Document extract:
------------------------

Posted by: Josh Lehner | November 22, 2022

Thankful, 2022 Edition

It’s been a challenging couple of years. At the surface level, particularly for economic data most things are back to normal, even if there are clearly some lingering impacts on society and our daily lives. This Thanksgiving week I just wanted to share three charts I’m thankful for.

First, as we have tragically learned, pandemics are deadly. We have lost about 11,400 more of our neighbors, family, and friends here in Oregon than we would have expected in recent years. For that I am not thankful, but depressed. What I am thankful for is that the pandemic has waned. Deaths today in Oregon are nearly back down to where they were expected to be based on our office’s pre-pandemic demographic forecast. A return to normalcy in the most vital way.

Second, there has been no real permanent damage or economic scarring in the labor market. In fact the argument is the labor market is too strong, and certainly not too weak unlike the weak recoveries from recent recessions. Importantly these gains are widespread reaching workers in different geographic locations, workers of different races and ethnicities, and workers with different levels of educational attainment. The employment rates by educational attainment here in Oregon are higher today then they were pre-pandemic. These are the highest employment rates we have seen since before the Great Recession or the dotcom bust.

Third, income growth has boomed, putting more money in our pockets and our bank accounts. Yes, our strong household finances are a key reason why the underlying trend in inflation has risen, but stronger finances is still a good development. Income growth here in Oregon has been stronger. In the just released 2021 county and metro income data, Oregon’s metros have all outpaced the nation. Grants Pass, Bend, Salem, Albany, and Medford all among the 10 percent strongest increases among all U.S. metros.

------------------------

Record excerpts:
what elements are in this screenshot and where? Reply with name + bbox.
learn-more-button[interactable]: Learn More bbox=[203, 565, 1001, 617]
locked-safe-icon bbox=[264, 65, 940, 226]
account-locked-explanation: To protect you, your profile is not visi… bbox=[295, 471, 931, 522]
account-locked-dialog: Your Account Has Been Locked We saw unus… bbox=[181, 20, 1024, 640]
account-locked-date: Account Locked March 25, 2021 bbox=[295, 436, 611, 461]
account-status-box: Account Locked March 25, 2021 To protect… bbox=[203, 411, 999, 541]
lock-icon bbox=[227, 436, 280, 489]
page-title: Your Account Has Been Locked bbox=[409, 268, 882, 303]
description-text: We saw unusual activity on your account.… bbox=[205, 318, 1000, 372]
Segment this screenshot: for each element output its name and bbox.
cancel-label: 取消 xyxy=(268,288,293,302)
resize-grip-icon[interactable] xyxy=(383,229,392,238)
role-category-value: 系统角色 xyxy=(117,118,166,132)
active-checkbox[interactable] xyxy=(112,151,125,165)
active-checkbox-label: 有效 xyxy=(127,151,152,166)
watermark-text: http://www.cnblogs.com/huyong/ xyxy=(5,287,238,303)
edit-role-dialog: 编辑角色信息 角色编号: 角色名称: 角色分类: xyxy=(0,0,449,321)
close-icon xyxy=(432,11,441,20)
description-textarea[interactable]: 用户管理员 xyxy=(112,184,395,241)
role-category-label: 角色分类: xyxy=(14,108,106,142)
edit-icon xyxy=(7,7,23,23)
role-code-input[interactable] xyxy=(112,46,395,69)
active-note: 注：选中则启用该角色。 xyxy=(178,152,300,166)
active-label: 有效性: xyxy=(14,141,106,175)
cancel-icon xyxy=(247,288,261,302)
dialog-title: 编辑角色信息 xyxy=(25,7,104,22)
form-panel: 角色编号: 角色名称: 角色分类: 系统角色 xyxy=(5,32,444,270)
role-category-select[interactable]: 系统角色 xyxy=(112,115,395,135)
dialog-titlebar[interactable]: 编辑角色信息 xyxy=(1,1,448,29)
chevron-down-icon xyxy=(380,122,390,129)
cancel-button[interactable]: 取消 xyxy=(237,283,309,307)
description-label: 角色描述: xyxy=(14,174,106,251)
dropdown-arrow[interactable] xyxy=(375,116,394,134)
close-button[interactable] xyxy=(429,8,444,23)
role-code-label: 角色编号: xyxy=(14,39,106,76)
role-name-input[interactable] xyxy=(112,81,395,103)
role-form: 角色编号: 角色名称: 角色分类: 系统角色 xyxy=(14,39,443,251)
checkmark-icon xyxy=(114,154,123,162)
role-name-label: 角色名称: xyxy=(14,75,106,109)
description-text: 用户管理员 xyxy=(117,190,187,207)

------------------------

Activity:
Copy out the whole Thanksgiving post about what the economist is thankful for in 2022, word for word. The rows aren't needed for what comes next.

Reply to the exercise:
Posted by: Josh Lehner | November 22, 2022

Thankful, 2022 Edition

It’s been a challenging couple of years. At the surface level, particularly for economic data most things are back to normal, even if there are clearly some lingering impacts on society and our daily lives. This Thanksgiving week I just wanted to share three charts I’m thankful for.

First, as we have tragically learned, pandemics are deadly. We have lost about 11,400 more of our neighbors, family, and friends here in Oregon than we would have expected in recent years. For that I am not thankful, but depressed. What I am thankful for is that the pandemic has waned. Deaths today in Oregon are nearly back down to where they were expected to be based on our office’s pre-pandemic demographic forecast. A return to normalcy in the most vital way.

Second, there has been no real permanent damage or economic scarring in the labor market. In fact the argument is the labor market is too strong, and certainly not too weak unlike the weak recoveries from recent recessions. Importantly these gains are widespread reaching workers in different geographic locations, workers of different races and ethnicities, and workers with different levels of educational attainment. The employment rates by educational attainment here in Oregon are higher today then they were pre-pandemic. These are the highest employment rates we have seen since before the Great Recession or the dotcom bust.

Third, income growth has boomed, putting more money in our pockets and our bank accounts. Yes, our strong household finances are a key reason why the underlying trend in inflation has risen, but stronger finances is still a good development. Income growth here in Oregon has been stronger. In the just released 2021 county and metro income data, Oregon’s metros have all outpaced the nation. Grants Pass, Bend, Salem, Albany, and Medford all among the 10 percent strongest increases among all U.S. metros.